◆ Work required ◆
Scan the entries for lines with the word "använder", then copy those lines.

Collection entries
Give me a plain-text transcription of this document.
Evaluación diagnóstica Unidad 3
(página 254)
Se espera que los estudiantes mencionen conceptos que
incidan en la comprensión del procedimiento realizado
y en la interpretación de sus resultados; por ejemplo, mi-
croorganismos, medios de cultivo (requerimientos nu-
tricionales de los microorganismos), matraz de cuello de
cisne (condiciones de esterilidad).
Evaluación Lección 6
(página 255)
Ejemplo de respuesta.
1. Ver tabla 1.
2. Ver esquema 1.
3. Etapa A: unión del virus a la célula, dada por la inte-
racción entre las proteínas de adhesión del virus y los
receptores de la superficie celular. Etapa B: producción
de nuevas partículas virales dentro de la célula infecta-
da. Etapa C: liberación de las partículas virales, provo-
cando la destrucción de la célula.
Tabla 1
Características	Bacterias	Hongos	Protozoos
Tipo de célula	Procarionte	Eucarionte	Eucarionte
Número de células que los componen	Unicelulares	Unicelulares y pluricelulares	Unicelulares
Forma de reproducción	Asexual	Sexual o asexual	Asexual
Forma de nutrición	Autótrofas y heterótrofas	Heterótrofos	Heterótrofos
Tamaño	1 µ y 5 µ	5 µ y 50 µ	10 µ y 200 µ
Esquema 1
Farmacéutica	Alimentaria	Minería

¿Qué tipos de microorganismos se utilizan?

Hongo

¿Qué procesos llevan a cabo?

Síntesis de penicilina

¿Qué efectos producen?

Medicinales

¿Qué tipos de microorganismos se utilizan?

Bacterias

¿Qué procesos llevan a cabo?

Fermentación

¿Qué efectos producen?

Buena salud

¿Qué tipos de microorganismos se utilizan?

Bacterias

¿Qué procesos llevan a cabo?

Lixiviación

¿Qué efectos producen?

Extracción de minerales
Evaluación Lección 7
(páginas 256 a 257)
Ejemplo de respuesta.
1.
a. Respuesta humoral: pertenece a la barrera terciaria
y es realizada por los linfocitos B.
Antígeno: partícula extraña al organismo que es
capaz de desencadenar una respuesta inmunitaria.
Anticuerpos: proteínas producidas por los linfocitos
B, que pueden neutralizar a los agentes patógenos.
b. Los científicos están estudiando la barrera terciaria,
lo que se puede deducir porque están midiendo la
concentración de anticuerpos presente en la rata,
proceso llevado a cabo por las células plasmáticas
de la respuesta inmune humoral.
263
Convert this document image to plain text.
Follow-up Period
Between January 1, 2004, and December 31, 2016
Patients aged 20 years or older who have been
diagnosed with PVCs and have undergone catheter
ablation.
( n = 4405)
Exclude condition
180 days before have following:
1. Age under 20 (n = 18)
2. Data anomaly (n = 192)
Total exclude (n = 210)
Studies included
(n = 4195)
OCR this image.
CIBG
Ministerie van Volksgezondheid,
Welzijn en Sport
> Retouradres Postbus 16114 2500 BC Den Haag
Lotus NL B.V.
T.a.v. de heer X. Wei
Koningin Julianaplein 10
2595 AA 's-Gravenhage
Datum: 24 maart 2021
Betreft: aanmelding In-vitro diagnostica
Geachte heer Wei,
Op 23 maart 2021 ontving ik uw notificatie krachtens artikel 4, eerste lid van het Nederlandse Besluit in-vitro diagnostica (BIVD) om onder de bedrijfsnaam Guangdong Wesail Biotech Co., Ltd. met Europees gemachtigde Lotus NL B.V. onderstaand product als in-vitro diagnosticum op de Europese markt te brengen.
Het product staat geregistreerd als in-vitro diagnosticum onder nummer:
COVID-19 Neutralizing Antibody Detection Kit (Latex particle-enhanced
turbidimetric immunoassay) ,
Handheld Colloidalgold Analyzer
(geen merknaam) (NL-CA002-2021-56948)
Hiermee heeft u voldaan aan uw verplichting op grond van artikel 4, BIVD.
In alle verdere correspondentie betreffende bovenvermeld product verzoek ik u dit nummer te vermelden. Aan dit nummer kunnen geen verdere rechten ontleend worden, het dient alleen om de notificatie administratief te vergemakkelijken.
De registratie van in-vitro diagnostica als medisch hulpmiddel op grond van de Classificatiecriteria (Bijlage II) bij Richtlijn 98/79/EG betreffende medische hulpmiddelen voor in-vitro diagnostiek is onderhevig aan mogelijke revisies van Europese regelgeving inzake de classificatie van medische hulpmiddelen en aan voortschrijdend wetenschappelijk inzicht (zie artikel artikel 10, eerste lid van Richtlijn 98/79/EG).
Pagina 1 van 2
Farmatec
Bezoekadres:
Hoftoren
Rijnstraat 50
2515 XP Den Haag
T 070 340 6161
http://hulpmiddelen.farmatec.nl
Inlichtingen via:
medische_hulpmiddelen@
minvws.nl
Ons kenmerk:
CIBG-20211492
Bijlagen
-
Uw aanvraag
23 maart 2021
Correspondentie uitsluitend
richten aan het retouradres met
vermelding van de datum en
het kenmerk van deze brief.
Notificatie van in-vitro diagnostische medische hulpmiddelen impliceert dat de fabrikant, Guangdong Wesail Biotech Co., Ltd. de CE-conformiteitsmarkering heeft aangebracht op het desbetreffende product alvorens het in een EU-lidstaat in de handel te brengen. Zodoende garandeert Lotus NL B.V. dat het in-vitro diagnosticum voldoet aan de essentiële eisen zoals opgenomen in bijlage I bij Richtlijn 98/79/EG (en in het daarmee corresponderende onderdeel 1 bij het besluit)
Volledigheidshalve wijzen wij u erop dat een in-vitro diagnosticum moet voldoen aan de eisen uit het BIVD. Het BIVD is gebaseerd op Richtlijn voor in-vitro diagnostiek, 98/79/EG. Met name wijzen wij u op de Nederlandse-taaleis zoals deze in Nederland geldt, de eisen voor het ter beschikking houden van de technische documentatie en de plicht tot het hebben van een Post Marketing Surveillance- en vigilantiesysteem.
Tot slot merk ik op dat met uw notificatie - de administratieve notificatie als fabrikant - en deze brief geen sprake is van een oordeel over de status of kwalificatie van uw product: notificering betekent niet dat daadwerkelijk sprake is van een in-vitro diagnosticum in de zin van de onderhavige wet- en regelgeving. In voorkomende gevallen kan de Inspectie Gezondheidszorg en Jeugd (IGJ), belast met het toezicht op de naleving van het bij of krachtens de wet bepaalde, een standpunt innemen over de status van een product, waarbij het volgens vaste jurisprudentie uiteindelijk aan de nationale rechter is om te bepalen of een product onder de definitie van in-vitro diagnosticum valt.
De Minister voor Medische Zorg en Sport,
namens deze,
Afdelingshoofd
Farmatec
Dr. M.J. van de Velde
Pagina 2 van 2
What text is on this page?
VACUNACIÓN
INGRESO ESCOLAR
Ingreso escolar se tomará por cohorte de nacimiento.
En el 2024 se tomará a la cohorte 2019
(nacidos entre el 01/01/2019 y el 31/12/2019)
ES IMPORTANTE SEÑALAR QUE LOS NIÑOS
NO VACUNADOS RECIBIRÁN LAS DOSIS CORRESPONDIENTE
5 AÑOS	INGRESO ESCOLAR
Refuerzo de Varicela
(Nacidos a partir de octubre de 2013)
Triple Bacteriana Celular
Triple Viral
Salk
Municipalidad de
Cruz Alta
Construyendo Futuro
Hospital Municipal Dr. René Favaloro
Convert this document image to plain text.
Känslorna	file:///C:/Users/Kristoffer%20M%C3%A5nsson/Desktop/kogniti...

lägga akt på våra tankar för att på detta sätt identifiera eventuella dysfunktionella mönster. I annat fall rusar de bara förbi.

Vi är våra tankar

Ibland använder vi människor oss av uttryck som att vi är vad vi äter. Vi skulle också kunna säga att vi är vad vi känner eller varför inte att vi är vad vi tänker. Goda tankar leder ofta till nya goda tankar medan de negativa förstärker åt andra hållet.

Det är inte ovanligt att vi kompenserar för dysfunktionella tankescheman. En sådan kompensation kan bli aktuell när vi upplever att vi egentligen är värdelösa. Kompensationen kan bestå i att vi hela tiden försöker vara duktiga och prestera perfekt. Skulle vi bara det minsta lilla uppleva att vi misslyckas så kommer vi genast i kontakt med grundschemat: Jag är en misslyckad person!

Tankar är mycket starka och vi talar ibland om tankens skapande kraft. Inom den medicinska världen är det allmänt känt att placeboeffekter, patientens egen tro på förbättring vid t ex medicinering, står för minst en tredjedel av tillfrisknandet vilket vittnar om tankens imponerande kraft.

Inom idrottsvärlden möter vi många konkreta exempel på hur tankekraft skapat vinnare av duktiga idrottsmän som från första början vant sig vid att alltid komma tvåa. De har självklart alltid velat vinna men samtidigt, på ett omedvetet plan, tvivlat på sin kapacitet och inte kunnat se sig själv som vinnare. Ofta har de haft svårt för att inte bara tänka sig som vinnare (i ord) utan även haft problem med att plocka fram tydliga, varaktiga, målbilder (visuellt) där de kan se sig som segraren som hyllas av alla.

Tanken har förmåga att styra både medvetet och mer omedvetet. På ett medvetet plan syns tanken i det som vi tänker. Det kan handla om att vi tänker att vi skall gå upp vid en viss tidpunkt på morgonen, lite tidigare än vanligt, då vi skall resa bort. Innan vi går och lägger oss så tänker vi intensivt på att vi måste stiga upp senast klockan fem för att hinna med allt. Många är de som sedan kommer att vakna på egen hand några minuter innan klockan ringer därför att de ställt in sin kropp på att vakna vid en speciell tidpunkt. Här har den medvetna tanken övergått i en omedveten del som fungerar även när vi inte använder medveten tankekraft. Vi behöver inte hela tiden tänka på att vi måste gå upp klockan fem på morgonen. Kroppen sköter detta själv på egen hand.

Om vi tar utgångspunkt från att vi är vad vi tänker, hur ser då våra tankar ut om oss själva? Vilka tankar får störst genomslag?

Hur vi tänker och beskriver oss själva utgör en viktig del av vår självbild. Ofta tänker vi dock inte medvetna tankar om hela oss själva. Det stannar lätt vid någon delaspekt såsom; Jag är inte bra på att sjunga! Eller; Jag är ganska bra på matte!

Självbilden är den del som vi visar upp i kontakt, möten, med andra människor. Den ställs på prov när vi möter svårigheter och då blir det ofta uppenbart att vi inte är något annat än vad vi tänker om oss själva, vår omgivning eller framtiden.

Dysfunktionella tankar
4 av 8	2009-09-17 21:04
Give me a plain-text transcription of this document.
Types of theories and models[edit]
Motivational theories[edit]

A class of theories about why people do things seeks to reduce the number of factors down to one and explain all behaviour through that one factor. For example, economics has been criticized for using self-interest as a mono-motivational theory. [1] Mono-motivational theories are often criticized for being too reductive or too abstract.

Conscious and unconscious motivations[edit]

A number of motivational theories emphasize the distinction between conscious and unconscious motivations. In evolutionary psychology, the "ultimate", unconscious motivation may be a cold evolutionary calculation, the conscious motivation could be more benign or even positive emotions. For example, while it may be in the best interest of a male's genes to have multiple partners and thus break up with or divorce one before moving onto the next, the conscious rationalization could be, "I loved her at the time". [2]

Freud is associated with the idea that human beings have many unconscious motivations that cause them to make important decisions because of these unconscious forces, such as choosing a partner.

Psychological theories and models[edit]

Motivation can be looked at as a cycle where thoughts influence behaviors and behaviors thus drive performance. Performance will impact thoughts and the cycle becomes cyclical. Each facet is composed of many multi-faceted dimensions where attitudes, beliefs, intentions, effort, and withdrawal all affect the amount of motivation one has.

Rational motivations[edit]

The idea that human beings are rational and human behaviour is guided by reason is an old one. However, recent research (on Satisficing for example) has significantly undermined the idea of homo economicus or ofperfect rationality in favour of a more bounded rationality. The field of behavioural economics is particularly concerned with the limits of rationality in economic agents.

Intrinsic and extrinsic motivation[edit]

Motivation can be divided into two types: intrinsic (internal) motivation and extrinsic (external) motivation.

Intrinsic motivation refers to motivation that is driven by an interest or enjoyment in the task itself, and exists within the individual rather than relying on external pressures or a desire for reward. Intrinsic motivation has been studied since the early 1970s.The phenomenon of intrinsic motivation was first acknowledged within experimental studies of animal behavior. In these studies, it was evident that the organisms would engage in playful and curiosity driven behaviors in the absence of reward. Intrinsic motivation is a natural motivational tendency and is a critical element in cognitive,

◆ Solved exercise ◆
Ibland använder vi människor oss av uttryck som att vi är vad vi äter. Vi skulle också kunna säga att vi är vad vi känner eller varför inte att vi är vad vi tänker. Goda tankar leder ofta till nya goda tankar medan de negativa förstärker åt andra hållet.
Tanken har förmåga att styra både medvetet och mer omedvetet. På ett medvetet plan syns tanken i det som vi tänker. Det kan handla om att vi tänker att vi skall gå upp vid en viss tidpunkt på morgonen, lite tidigare än vanligt, då vi skall resa bort. Innan vi går och lägger oss så tänker vi intensivt på att vi måste stiga upp senast klockan fem för att hinna med allt. Många är de som sedan kommer att vakna på egen hand några minuter innan klockan ringer därför att de ställt in sin kropp på att vakna vid en speciell tidpunkt. Här har den medvetna tanken övergått i en omedveten del som fungerar även när vi inte använder medveten tankekraft. Vi behöver inte hela tiden tänka på att vi måste gå upp klockan fem på morgonen. Kroppen sköter detta själv på egen hand.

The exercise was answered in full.